**Requirements**
Below are some entries. Copy each line that holds the string "amount".

**Data listing**
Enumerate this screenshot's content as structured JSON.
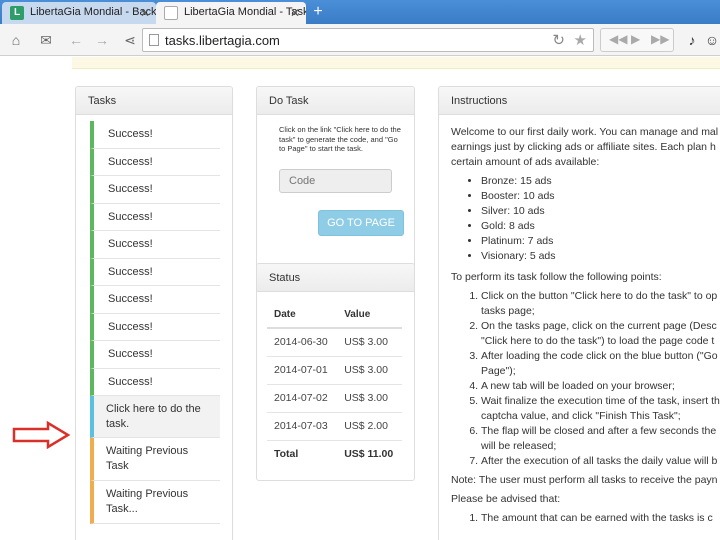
{
  "browser": {
    "tabs": [
      {
        "title": "LibertaGia Mondial - BackOf",
        "favicon": "L",
        "active": false
      },
      {
        "title": "LibertaGia Mondial - Tasks",
        "active": true
      }
    ],
    "new_tab_glyph": "+",
    "url": "tasks.libertagia.com"
  },
  "tasks_panel": {
    "title": "Tasks",
    "items": [
      {
        "label": "Success!",
        "state": "done"
      },
      {
        "label": "Success!",
        "state": "done"
      },
      {
        "label": "Success!",
        "state": "done"
      },
      {
        "label": "Success!",
        "state": "done"
      },
      {
        "label": "Success!",
        "state": "done"
      },
      {
        "label": "Success!",
        "state": "done"
      },
      {
        "label": "Success!",
        "state": "done"
      },
      {
        "label": "Success!",
        "state": "done"
      },
      {
        "label": "Success!",
        "state": "done"
      },
      {
        "label": "Success!",
        "state": "done"
      },
      {
        "label": "Click here to do the task.",
        "state": "current"
      },
      {
        "label": "Waiting Previous Task",
        "state": "waiting"
      },
      {
        "label": "Waiting Previous Task...",
        "state": "waiting"
      }
    ]
  },
  "do_task_panel": {
    "title": "Do Task",
    "description": "Click on the link \"Click here to do the task\" to generate the code, and \"Go to Page\" to start the task.",
    "code_placeholder": "Code",
    "goto_label": "GO TO PAGE"
  },
  "status_panel": {
    "title": "Status",
    "columns": [
      "Date",
      "Value"
    ],
    "rows": [
      {
        "date": "2014-06-30",
        "value": "US$ 3.00"
      },
      {
        "date": "2014-07-01",
        "value": "US$ 3.00"
      },
      {
        "date": "2014-07-02",
        "value": "US$ 3.00"
      },
      {
        "date": "2014-07-03",
        "value": "US$ 2.00"
      }
    ],
    "total_label": "Total",
    "total_value": "US$ 11.00"
  },
  "instructions_panel": {
    "title": "Instructions",
    "intro_lines": [
      "Welcome to our first daily work. You can manage and mal",
      "earnings just by clicking ads or affiliate sites. Each plan h",
      "certain amount of ads available:"
    ],
    "plans": [
      "Bronze: 15 ads",
      "Booster: 10 ads",
      "Silver: 10 ads",
      "Gold: 8 ads",
      "Platinum: 7 ads",
      "Visionary: 5 ads"
    ],
    "steps_intro": "To perform its task follow the following points:",
    "steps": [
      [
        "Click on the button \"Click here to do the task\" to op",
        "tasks page;"
      ],
      [
        "On the tasks page, click on the current page (Desc",
        "\"Click here to do the task\") to load the page code t"
      ],
      [
        "After loading the code click on the blue button (\"Go",
        "Page\");"
      ],
      [
        "A new tab will be loaded on your browser;"
      ],
      [
        "Wait finalize the execution time of the task, insert th",
        "captcha value, and click \"Finish This Task\";"
      ],
      [
        "The flap will be closed and after a few seconds the",
        "will be released;"
      ],
      [
        "After the execution of all tasks the daily value will b"
      ]
    ],
    "note": "Note: The user must perform all tasks to receive the payn",
    "advised": "Please be advised that:",
    "final_item": "The amount that can be earned with the tasks is c"
  },
  "colors": {
    "success": "#5cb85c",
    "current": "#5bc0de",
    "waiting": "#f0ad4e",
    "arrow": "#d9302a"
  },
  "icons": [
    "home-icon",
    "mail-icon",
    "back-icon",
    "forward-icon",
    "share-icon",
    "reload-icon",
    "star-icon",
    "music-icon",
    "cursor-arrow-icon"
  ]
}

**Expected answer**
      "certain amount of ads available:"
    "final_item": "The amount that can be earned with the tasks is c"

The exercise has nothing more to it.